(Stored data entries)

——————————

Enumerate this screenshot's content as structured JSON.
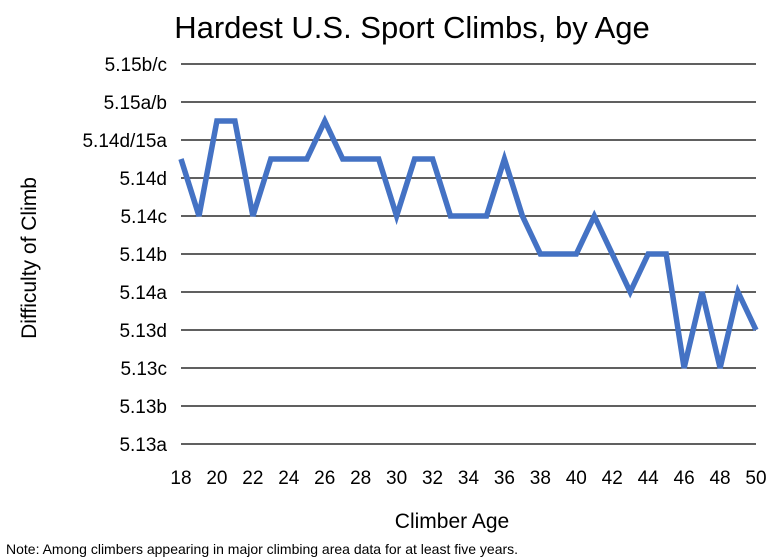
{
  "chart_data": {
    "type": "line",
    "title": "Hardest U.S. Sport Climbs, by Age",
    "xlabel": "Climber Age",
    "ylabel": "Difficulty of Climb",
    "note": "Note:  Among climbers appearing in major climbing area data for at least five years.",
    "grid": true,
    "legend": "none",
    "line_color": "#4472C4",
    "x_ticks": [
      18,
      20,
      22,
      24,
      26,
      28,
      30,
      32,
      34,
      36,
      38,
      40,
      42,
      44,
      46,
      48,
      50
    ],
    "xlim": [
      18,
      50
    ],
    "y_ticks": [
      "5.13a",
      "5.13b",
      "5.13c",
      "5.13d",
      "5.14a",
      "5.14b",
      "5.14c",
      "5.14d",
      "5.14d/15a",
      "5.15a/b",
      "5.15b/c"
    ],
    "ylim": [
      0,
      10
    ],
    "series": [
      {
        "x": [
          18,
          19,
          20,
          21,
          22,
          23,
          24,
          25,
          26,
          27,
          28,
          29,
          30,
          31,
          32,
          33,
          34,
          35,
          36,
          37,
          38,
          39,
          40,
          41,
          42,
          43,
          44,
          45,
          46,
          47,
          48,
          49,
          50
        ],
        "values": [
          7.5,
          6,
          8.5,
          8.5,
          6,
          7.5,
          7.5,
          7.5,
          8.5,
          7.5,
          7.5,
          7.5,
          6,
          7.5,
          7.5,
          6,
          6,
          6,
          7.5,
          6,
          5,
          5,
          5,
          6,
          5,
          4,
          5,
          5,
          2,
          4,
          2,
          4,
          3
        ]
      }
    ]
  }
}
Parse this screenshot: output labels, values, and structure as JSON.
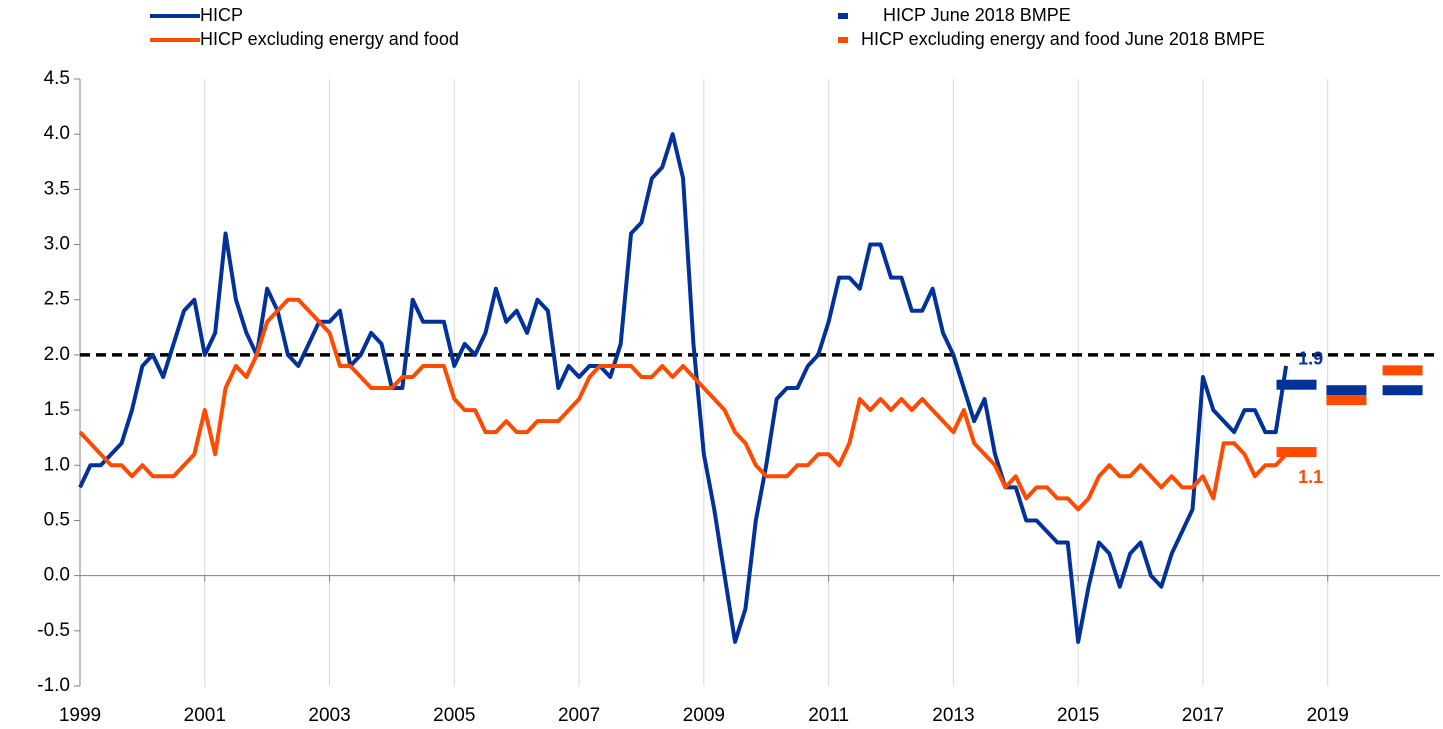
{
  "chart_data": {
    "type": "line",
    "xlim": [
      1999,
      2020.8
    ],
    "xticks": [
      1999,
      2001,
      2003,
      2005,
      2007,
      2009,
      2011,
      2013,
      2015,
      2017,
      2019
    ],
    "ylim": [
      -1.0,
      4.5
    ],
    "yticks": [
      {
        "value": 4.5,
        "label": "4.5"
      },
      {
        "value": 4.0,
        "label": "4.0"
      },
      {
        "value": 3.5,
        "label": "3.5"
      },
      {
        "value": 3.0,
        "label": "3.0"
      },
      {
        "value": 2.5,
        "label": "2.5"
      },
      {
        "value": 2.0,
        "label": "2.0"
      },
      {
        "value": 1.5,
        "label": "1.5"
      },
      {
        "value": 1.0,
        "label": "1.0"
      },
      {
        "value": 0.5,
        "label": "0.5"
      },
      {
        "value": 0.0,
        "label": "0.0"
      },
      {
        "value": -0.5,
        "label": "-0.5"
      },
      {
        "value": -1.0,
        "label": "-1.0"
      }
    ],
    "grid": true,
    "hline": 2.0,
    "x": [
      1999.0,
      1999.167,
      1999.333,
      1999.5,
      1999.667,
      1999.833,
      2000.0,
      2000.167,
      2000.333,
      2000.5,
      2000.667,
      2000.833,
      2001.0,
      2001.167,
      2001.333,
      2001.5,
      2001.667,
      2001.833,
      2002.0,
      2002.167,
      2002.333,
      2002.5,
      2002.667,
      2002.833,
      2003.0,
      2003.167,
      2003.333,
      2003.5,
      2003.667,
      2003.833,
      2004.0,
      2004.167,
      2004.333,
      2004.5,
      2004.667,
      2004.833,
      2005.0,
      2005.167,
      2005.333,
      2005.5,
      2005.667,
      2005.833,
      2006.0,
      2006.167,
      2006.333,
      2006.5,
      2006.667,
      2006.833,
      2007.0,
      2007.167,
      2007.333,
      2007.5,
      2007.667,
      2007.833,
      2008.0,
      2008.167,
      2008.333,
      2008.5,
      2008.667,
      2008.833,
      2009.0,
      2009.167,
      2009.333,
      2009.5,
      2009.667,
      2009.833,
      2010.0,
      2010.167,
      2010.333,
      2010.5,
      2010.667,
      2010.833,
      2011.0,
      2011.167,
      2011.333,
      2011.5,
      2011.667,
      2011.833,
      2012.0,
      2012.167,
      2012.333,
      2012.5,
      2012.667,
      2012.833,
      2013.0,
      2013.167,
      2013.333,
      2013.5,
      2013.667,
      2013.833,
      2014.0,
      2014.167,
      2014.333,
      2014.5,
      2014.667,
      2014.833,
      2015.0,
      2015.167,
      2015.333,
      2015.5,
      2015.667,
      2015.833,
      2016.0,
      2016.167,
      2016.333,
      2016.5,
      2016.667,
      2016.833,
      2017.0,
      2017.167,
      2017.333,
      2017.5,
      2017.667,
      2017.833,
      2018.0,
      2018.167,
      2018.333
    ],
    "series": [
      {
        "name": "HICP",
        "color": "#003299",
        "marker": "line",
        "last_label": "1.9",
        "values": [
          0.8,
          1.0,
          1.0,
          1.1,
          1.2,
          1.5,
          1.9,
          2.0,
          1.8,
          2.1,
          2.4,
          2.5,
          2.0,
          2.2,
          3.1,
          2.5,
          2.2,
          2.0,
          2.6,
          2.4,
          2.0,
          1.9,
          2.1,
          2.3,
          2.3,
          2.4,
          1.9,
          2.0,
          2.2,
          2.1,
          1.7,
          1.7,
          2.5,
          2.3,
          2.3,
          2.3,
          1.9,
          2.1,
          2.0,
          2.2,
          2.6,
          2.3,
          2.4,
          2.2,
          2.5,
          2.4,
          1.7,
          1.9,
          1.8,
          1.9,
          1.9,
          1.8,
          2.1,
          3.1,
          3.2,
          3.6,
          3.7,
          4.0,
          3.6,
          2.1,
          1.1,
          0.6,
          0.0,
          -0.6,
          -0.3,
          0.5,
          1.0,
          1.6,
          1.7,
          1.7,
          1.9,
          2.0,
          2.3,
          2.7,
          2.7,
          2.6,
          3.0,
          3.0,
          2.7,
          2.7,
          2.4,
          2.4,
          2.6,
          2.2,
          2.0,
          1.7,
          1.4,
          1.6,
          1.1,
          0.8,
          0.8,
          0.5,
          0.5,
          0.4,
          0.3,
          0.3,
          -0.6,
          -0.1,
          0.3,
          0.2,
          -0.1,
          0.2,
          0.3,
          0.0,
          -0.1,
          0.2,
          0.4,
          0.6,
          1.8,
          1.5,
          1.4,
          1.3,
          1.5,
          1.5,
          1.3,
          1.3,
          1.9
        ]
      },
      {
        "name": "HICP excluding energy and food",
        "color": "#ff4b00",
        "marker": "line",
        "last_label": "1.1",
        "values": [
          1.3,
          1.2,
          1.1,
          1.0,
          1.0,
          0.9,
          1.0,
          0.9,
          0.9,
          0.9,
          1.0,
          1.1,
          1.5,
          1.1,
          1.7,
          1.9,
          1.8,
          2.0,
          2.3,
          2.4,
          2.5,
          2.5,
          2.4,
          2.3,
          2.2,
          1.9,
          1.9,
          1.8,
          1.7,
          1.7,
          1.7,
          1.8,
          1.8,
          1.9,
          1.9,
          1.9,
          1.6,
          1.5,
          1.5,
          1.3,
          1.3,
          1.4,
          1.3,
          1.3,
          1.4,
          1.4,
          1.4,
          1.5,
          1.6,
          1.8,
          1.9,
          1.9,
          1.9,
          1.9,
          1.8,
          1.8,
          1.9,
          1.8,
          1.9,
          1.8,
          1.7,
          1.6,
          1.5,
          1.3,
          1.2,
          1.0,
          0.9,
          0.9,
          0.9,
          1.0,
          1.0,
          1.1,
          1.1,
          1.0,
          1.2,
          1.6,
          1.5,
          1.6,
          1.5,
          1.6,
          1.5,
          1.6,
          1.5,
          1.4,
          1.3,
          1.5,
          1.2,
          1.1,
          1.0,
          0.8,
          0.9,
          0.7,
          0.8,
          0.8,
          0.7,
          0.7,
          0.6,
          0.7,
          0.9,
          1.0,
          0.9,
          0.9,
          1.0,
          0.9,
          0.8,
          0.9,
          0.8,
          0.8,
          0.9,
          0.7,
          1.2,
          1.2,
          1.1,
          0.9,
          1.0,
          1.0,
          1.1
        ]
      },
      {
        "name": "HICP June 2018 BMPE",
        "color": "#003299",
        "marker": "dash",
        "x": [
          2018.5,
          2019.3,
          2020.2
        ],
        "values": [
          1.73,
          1.68,
          1.68
        ]
      },
      {
        "name": "HICP excluding energy and food June 2018 BMPE",
        "color": "#ff4b00",
        "marker": "dash",
        "x": [
          2018.5,
          2019.3,
          2020.2
        ],
        "values": [
          1.12,
          1.59,
          1.86
        ]
      }
    ]
  }
}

——————————

▶ PROBLEM DESCRIPTION: Copy all lines of the listing above that contain the string "food".

▶ OUTPUT FOR THIS TASK:
        "name": "HICP excluding energy and food",
        "name": "HICP excluding energy and food June 2018 BMPE",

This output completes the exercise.